------ Source data ------
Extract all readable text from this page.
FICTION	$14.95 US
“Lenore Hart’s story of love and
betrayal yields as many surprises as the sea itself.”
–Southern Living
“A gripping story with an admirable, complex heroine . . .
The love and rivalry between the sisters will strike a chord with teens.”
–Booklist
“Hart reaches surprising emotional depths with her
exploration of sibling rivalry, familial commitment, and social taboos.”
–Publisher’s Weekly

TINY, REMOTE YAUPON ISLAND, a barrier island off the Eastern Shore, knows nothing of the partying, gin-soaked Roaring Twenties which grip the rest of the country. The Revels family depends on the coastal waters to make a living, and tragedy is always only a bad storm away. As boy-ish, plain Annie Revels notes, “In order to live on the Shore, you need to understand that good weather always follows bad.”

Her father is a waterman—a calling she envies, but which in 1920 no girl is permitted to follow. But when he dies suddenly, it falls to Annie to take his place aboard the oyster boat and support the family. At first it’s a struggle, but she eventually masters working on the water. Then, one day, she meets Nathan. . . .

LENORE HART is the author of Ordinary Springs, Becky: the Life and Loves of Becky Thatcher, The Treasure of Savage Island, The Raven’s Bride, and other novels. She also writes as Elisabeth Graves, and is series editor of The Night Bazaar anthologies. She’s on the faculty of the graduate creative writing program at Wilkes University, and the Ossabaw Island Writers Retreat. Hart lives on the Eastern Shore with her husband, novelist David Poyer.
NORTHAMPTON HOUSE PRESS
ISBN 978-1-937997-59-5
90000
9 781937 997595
------
*Task details*:
Give the material above again, word for word.

*Final answer*:
Extract all readable text from this page.
FICTION	$14.95 US
“Lenore Hart’s story of love and
betrayal yields as many surprises as the sea itself.”
–Southern Living
“A gripping story with an admirable, complex heroine . . .
The love and rivalry between the sisters will strike a chord with teens.”
–Booklist
“Hart reaches surprising emotional depths with her
exploration of sibling rivalry, familial commitment, and social taboos.”
–Publisher’s Weekly

TINY, REMOTE YAUPON ISLAND, a barrier island off the Eastern Shore, knows nothing of the partying, gin-soaked Roaring Twenties which grip the rest of the country. The Revels family depends on the coastal waters to make a living, and tragedy is always only a bad storm away. As boy-ish, plain Annie Revels notes, “In order to live on the Shore, you need to understand that good weather always follows bad.”

Her father is a waterman—a calling she envies, but which in 1920 no girl is permitted to follow. But when he dies suddenly, it falls to Annie to take his place aboard the oyster boat and support the family. At first it’s a struggle, but she eventually masters working on the water. Then, one day, she meets Nathan. . . .

LENORE HART is the author of Ordinary Springs, Becky: the Life and Loves of Becky Thatcher, The Treasure of Savage Island, The Raven’s Bride, and other novels. She also writes as Elisabeth Graves, and is series editor of The Night Bazaar anthologies. She’s on the faculty of the graduate creative writing program at Wilkes University, and the Ossabaw Island Writers Retreat. Hart lives on the Eastern Shore with her husband, novelist David Poyer.
NORTHAMPTON HOUSE PRESS
ISBN 978-1-937997-59-5
90000
9 781937 997595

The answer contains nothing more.